AUSGANGSDOKUMENT:
T-Mobile hat mir versichert, dass eingehende SMS nicht kostenpflichtig werden. Das hoffe ich auch erstmal. Ich werde jetzt allerdings meine laufenden Gebühren im Auge behalten. 

In einem anderen Forum habe ich dazu eine Firma herausgefunden. allerding stammt dieser Eintrag aus dem Jahr 2006 und ich weiss nicht, ob das noch aktuell ist. Trotzdem für alle zu Kenntnis, für den Fall der Fälle:
84003

Carmunity.com GmbH 
Mary-Astell-Str. 2 
28359 Bremen 
Tel: 0421-626520-0 
Mail: [email protected]

Diese Firma wurde halt seinerzeit mit der 84003 in Verbindung gebracht.

Ich halte es erstmal so, dass da ja eingehende SMS nichts kosten, auf keinen Fall zu antworten. mal sehen, wer den längeren atem hat, denn die müssen ja zahlen für jede SMS, die sie mir senden oder halt wenigstens die monatlichen Gebühren für die Flatrate.  Alles was kommt werde ich mir auf dem PC als Beweis speichern, sollte es mal zu einer gerichtlichen Auseinandersetzung wegen Schadensersatz oder evtl. auch wegen Nötigung kommen.

In diesem Sinne...


----------



## Unregistriert (6 September 2008)

*AW: 84003 - Noch eine Abzocke!?*



Unregistriert schrieb:


> Doch.
> Premium SMS




Doch?? woher weisst du das?? ich habe erst vor ca. 40 minuten mit T-Mobile telefoniert, die Drittanbieter sperren lassen und ca. 5 Minuten später kam die 2. SMS von 84003.

T-Mobile sagt, dass auch die Nr. 85050 nicht auf deren Liste aufgelistet ist.

Gruß hupi.p!


----------



## Unregistriert (6 September 2008)

*AW: 84003 - Noch eine Abzocke!?*



Unregistriert schrieb:


> T-Mobile sagt, dass auch die Nr. 85050 nicht auf deren Liste aufgelistet ist.


Die  85050 liefert kein Ergebnis.
Einfach die 5-stellige Zahl hier Premium SMS eingeben.


----------



## Unregistriert (6 September 2008)

*AW: 84003 - Noch eine Abzocke!?*

Weiss jemand, ob nun einghende SMS von der 84003 kosten oder nicht?? 

T-Mobile sagt zwar nein, aber stimmt dies auch?? Denn T-Mobile weiss ja nicht, ob ich nicht doch einen entsprechenden Vertrag geschlossen habe.

Was ein mist!!!


----------



## Unregistriert (17 September 2008)

*AW: 84003 - Noch eine Abzocke!?*

Ich habe bei der Firma angerufen und meine Handynummer sperren lassen.
Mal schaun on es etwas gebracht hat.


----------



## Unregistriert (18 September 2008)

*AW: 84003 - Noch eine Abzocke!? 01748492764*

Hallo auch bei mir hat sie sich gemeldet die wuste woher ich komme und wie alt ich sei 
so ein mißt werden sie dadrauf geschult wie mann abzocken kann 

Hier ist ihr letzter Text 


Hi !!!!!!! - ich bins nochmal, die Kirstin (Spitzname Kira)

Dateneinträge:

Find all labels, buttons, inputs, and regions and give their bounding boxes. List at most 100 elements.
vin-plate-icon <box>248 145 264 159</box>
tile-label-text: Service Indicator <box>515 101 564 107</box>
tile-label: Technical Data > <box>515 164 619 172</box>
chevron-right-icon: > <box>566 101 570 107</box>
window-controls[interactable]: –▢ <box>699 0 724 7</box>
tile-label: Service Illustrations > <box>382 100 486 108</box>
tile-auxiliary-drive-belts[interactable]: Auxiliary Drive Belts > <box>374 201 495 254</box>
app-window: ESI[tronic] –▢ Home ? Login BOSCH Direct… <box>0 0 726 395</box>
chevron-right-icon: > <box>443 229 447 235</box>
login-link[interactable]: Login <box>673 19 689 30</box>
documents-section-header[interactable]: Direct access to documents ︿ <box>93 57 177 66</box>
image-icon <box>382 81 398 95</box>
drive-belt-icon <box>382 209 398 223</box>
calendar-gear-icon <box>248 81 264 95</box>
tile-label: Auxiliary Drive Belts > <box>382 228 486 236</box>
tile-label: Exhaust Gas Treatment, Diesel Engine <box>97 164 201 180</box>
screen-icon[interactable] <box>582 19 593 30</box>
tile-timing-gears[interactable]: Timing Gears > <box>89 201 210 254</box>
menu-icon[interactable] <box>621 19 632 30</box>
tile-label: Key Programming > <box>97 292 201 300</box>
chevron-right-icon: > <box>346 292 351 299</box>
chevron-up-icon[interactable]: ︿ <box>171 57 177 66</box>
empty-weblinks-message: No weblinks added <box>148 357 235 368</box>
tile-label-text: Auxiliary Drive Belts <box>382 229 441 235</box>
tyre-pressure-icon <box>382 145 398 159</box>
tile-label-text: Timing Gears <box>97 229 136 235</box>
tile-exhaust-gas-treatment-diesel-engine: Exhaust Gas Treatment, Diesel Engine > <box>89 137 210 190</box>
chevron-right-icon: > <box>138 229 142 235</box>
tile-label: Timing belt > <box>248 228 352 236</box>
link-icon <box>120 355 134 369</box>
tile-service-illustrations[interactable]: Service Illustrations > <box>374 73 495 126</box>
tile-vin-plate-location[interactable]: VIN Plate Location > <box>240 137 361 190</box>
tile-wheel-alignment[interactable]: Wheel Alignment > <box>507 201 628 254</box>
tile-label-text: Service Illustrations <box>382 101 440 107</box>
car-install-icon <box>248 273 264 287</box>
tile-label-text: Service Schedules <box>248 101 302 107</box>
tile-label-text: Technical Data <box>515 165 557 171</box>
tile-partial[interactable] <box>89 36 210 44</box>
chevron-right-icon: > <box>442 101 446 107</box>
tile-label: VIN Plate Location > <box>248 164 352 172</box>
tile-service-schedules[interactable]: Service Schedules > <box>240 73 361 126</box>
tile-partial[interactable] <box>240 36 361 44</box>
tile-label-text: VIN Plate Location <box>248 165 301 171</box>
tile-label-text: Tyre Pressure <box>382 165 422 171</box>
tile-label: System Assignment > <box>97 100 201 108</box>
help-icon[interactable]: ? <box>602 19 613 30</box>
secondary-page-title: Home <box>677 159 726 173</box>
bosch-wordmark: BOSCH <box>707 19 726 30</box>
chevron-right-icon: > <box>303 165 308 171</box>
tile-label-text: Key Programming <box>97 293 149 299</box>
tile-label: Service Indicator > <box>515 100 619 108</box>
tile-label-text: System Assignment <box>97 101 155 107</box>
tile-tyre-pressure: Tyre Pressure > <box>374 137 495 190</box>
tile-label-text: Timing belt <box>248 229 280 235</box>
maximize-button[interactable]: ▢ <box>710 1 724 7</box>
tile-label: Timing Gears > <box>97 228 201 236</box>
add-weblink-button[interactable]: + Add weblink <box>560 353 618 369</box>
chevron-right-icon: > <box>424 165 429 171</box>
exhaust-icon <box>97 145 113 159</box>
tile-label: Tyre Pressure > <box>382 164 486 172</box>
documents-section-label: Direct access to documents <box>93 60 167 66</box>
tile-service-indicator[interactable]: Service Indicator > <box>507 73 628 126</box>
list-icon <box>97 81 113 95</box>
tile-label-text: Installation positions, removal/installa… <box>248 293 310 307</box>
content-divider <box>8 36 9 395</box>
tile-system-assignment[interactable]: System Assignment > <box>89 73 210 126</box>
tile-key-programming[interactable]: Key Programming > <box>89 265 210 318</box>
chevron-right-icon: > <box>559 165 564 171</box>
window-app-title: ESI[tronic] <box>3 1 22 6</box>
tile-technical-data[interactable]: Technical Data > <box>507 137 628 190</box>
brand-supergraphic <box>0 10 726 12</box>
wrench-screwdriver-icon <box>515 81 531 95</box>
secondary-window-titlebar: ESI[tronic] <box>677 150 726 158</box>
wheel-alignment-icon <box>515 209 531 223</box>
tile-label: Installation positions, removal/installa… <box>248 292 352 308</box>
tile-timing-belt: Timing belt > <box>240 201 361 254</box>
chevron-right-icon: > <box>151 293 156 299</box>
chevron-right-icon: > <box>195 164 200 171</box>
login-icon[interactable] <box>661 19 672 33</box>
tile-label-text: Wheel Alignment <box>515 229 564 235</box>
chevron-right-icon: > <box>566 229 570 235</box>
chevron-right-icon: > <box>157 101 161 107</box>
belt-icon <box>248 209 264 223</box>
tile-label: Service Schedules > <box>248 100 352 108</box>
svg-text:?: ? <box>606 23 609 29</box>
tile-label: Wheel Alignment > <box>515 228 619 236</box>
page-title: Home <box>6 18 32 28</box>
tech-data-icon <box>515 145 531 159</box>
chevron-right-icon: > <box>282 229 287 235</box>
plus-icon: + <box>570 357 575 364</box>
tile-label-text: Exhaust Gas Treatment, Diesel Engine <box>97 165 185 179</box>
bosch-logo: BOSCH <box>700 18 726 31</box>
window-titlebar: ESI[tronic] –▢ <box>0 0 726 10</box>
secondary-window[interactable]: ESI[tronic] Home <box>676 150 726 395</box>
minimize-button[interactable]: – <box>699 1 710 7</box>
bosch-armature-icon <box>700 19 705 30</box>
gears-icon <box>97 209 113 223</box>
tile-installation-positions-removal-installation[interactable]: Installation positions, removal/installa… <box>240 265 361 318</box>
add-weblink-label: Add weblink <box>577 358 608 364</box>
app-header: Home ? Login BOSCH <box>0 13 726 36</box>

SCHRIFTLICHE AUFGABE A:
Beantworten Sie anhand des Forenthreads zur Nummer 84003 diese Fragen:
(i) Aus welchem Jahr stammt der Eintrag aus dem anderen Forum, in dem die Firma genannt wird?
(ii) In welcher Stadt hat die Carmunity.com GmbH laut Adresse ihren Sitz?
(iii) Wie viele Minuten nach dem Sperren der Drittanbieter kam laut dem Beitrag von hupi.p! die zweite SMS von 84003?
SCHRIFTLICHE AUFGABE B:
Schreiben Sie aus dem Forenthread zur Nummer 84003 den Abschnitt von „Ich halte es“ bis „In diesem Sinne...“ wortgetreu ab.
SCHRIFTLICHE AUFGABE C:
Führen Sie den Forenthread zur Nummer 84003 im Anschluss an seinen letzten Satz weiter.

ERGEBNIS DER AUFGABE A:
(i) Aus dem Jahr 2006.
(ii) In Bremen.
(iii) Ca. 5 Minuten später.

ERGEBNIS DER AUFGABE B:
Ich halte es erstmal so, dass da ja eingehende SMS nichts kosten, auf keinen Fall zu antworten. mal sehen, wer den längeren atem hat, denn die müssen ja zahlen für jede SMS, die sie mir senden oder halt wenigstens die monatlichen Gebühren für die Flatrate.  Alles was kommt werde ich mir auf dem PC als Beweis speichern, sollte es mal zu einer gerichtlichen Auseinandersetzung wegen Schadensersatz oder evtl. auch wegen Nötigung kommen.

In diesem Sinne...

ERGEBNIS DER AUFGABE C:
Du, ich hab jetzt echt ein total schlechtes Gewissen.
Ich wollte Dich doch unbedingt kennenlernen und dachte, daß die Flirtbörse bei der ich Mitglied bin, eigentlich eine ganz gute Möglichkeit bietet....sweet-meeting bin ich, hast Du die Mail noch bekommen?
Nachdem ich Dir diese Info geschickt hatte, hat sich nämlich mein PC total verabschiedet.
Fetzen hat mir eine gute Bekannte noch auf die neue Festplatte rüberkopieren können, aber bei Weitem nicht alles.......
Mist! Jetzt war ich schon auf der Suche, ob ich Dich eventuell bei sweet-meeting finden kann, aber nichts zu machen, leider *schnief
Ich finde Dich leider nicht. Vielleicht war die Idee von mir ja auch doch nicht so gut, wie ich dachte....?????
Sag mal, Du hast doch sicher auch ein Handy oder? .......vielleicht erstmal smsen und auf nen Kaffee verabreden oder so? Also meine Nummer ist die 01748492764 (aber bitte keinen Mist damit machen, ja?) schreibst vielleicht Deinen Namen mit dazu, damit ich auch weiß, daß Du es bist????
Meldest Dich? Ich hoffe, bist nicht sauer?
Liebe Grüße
Kirstin
PS: Sei bitte nicht bös, wenn ich mal nicht gleich antworten kann. Auf der Arbeit muß ich leider meistens das Handy ausmachen.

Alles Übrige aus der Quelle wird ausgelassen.